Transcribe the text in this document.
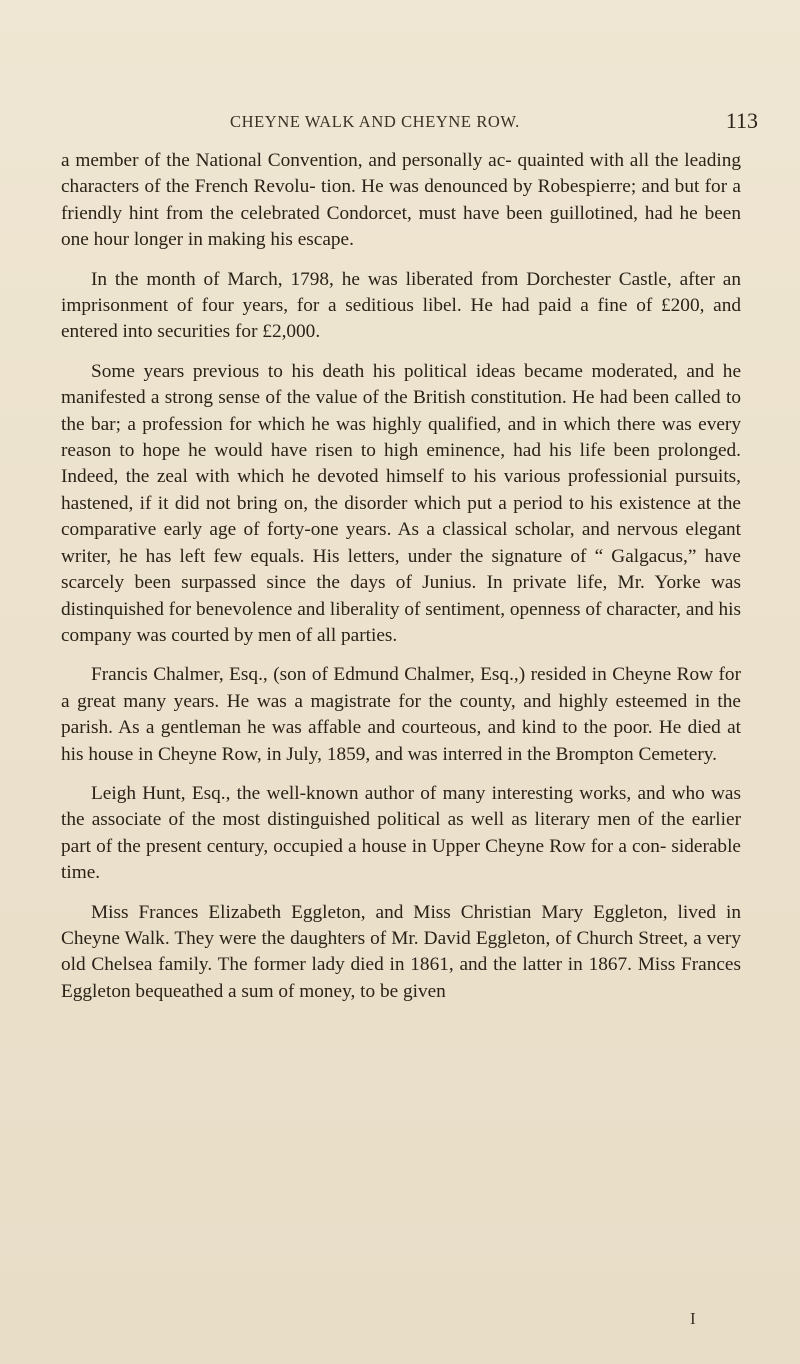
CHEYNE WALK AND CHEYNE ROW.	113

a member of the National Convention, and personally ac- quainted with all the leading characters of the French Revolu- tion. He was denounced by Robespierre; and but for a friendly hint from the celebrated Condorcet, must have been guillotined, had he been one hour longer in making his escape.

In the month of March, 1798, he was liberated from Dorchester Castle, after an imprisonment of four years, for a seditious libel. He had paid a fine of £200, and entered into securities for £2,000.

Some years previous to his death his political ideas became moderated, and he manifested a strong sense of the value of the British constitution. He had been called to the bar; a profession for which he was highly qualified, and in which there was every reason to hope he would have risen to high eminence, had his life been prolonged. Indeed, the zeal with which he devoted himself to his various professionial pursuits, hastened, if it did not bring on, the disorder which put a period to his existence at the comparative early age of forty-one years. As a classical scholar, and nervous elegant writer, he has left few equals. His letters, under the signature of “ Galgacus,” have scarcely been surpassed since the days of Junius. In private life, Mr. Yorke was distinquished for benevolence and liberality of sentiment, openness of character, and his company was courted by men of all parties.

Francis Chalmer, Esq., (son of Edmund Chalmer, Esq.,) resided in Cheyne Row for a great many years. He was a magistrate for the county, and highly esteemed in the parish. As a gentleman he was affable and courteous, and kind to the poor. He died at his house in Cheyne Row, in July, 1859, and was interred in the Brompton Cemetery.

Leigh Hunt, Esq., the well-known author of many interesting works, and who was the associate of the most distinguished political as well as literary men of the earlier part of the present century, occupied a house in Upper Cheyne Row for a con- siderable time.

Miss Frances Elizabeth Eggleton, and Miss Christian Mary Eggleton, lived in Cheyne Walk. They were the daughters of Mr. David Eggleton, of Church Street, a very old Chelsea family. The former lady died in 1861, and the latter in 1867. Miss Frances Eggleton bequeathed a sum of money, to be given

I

---

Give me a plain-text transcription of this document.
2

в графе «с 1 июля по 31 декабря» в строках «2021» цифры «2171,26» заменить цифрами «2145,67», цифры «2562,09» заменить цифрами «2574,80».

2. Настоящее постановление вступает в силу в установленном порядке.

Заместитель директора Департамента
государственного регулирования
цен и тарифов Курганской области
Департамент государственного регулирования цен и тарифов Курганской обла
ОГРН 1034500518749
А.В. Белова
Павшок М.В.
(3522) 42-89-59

- Aim -
Pick out every line holding the string "text" and return it.

- Response -
Transcribe the text in this document.
Give me a plain-text transcription of this document.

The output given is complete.